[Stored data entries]
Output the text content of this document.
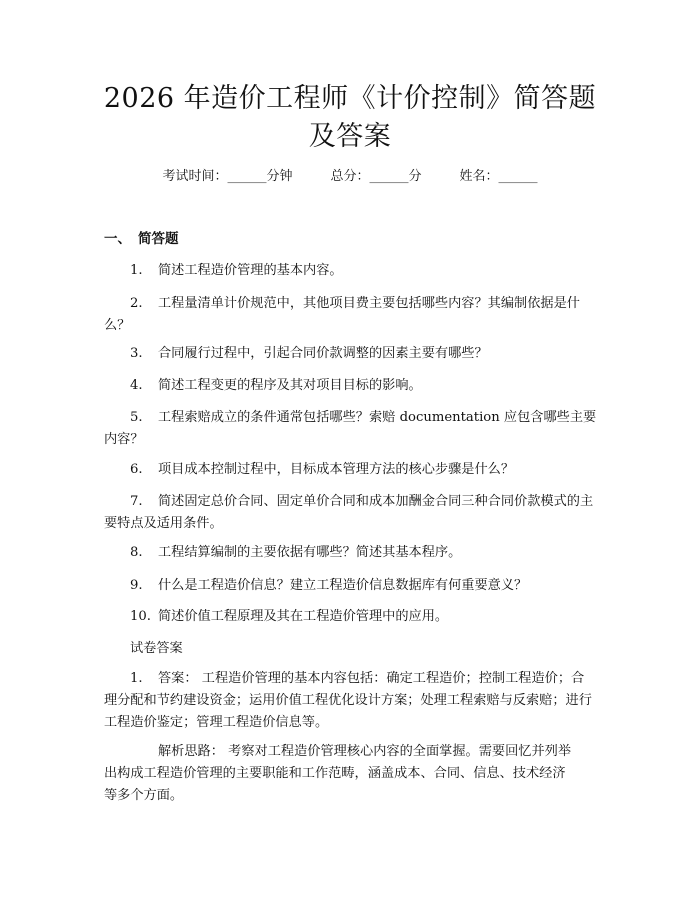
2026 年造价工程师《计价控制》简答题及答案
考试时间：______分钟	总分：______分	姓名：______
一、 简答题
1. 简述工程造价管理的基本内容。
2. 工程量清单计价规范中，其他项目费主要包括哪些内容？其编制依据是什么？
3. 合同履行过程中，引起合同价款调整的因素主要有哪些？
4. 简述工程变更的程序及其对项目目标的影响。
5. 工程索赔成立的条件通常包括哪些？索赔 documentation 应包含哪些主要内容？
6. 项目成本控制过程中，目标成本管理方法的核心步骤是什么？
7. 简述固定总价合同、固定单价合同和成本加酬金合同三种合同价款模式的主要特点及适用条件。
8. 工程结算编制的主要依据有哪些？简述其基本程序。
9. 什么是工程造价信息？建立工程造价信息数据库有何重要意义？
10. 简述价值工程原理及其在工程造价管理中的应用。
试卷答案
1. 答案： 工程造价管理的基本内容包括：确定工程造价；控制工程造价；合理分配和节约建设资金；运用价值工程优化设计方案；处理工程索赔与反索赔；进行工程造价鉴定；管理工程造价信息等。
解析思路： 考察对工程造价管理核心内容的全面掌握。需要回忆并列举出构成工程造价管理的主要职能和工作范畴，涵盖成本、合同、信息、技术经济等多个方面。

** REQUIREMENTS **
Give every record back exactly as it reads, with no images.

** FINISHED EXERCISE **
Output the text content of this document.
2026 年造价工程师《计价控制》简答题及答案
考试时间：______分钟	总分：______分	姓名：______
一、 简答题
1. 简述工程造价管理的基本内容。
2. 工程量清单计价规范中，其他项目费主要包括哪些内容？其编制依据是什么？
3. 合同履行过程中，引起合同价款调整的因素主要有哪些？
4. 简述工程变更的程序及其对项目目标的影响。
5. 工程索赔成立的条件通常包括哪些？索赔 documentation 应包含哪些主要内容？
6. 项目成本控制过程中，目标成本管理方法的核心步骤是什么？
7. 简述固定总价合同、固定单价合同和成本加酬金合同三种合同价款模式的主要特点及适用条件。
8. 工程结算编制的主要依据有哪些？简述其基本程序。
9. 什么是工程造价信息？建立工程造价信息数据库有何重要意义？
10. 简述价值工程原理及其在工程造价管理中的应用。
试卷答案
1. 答案： 工程造价管理的基本内容包括：确定工程造价；控制工程造价；合理分配和节约建设资金；运用价值工程优化设计方案；处理工程索赔与反索赔；进行工程造价鉴定；管理工程造价信息等。
解析思路： 考察对工程造价管理核心内容的全面掌握。需要回忆并列举出构成工程造价管理的主要职能和工作范畴，涵盖成本、合同、信息、技术经济等多个方面。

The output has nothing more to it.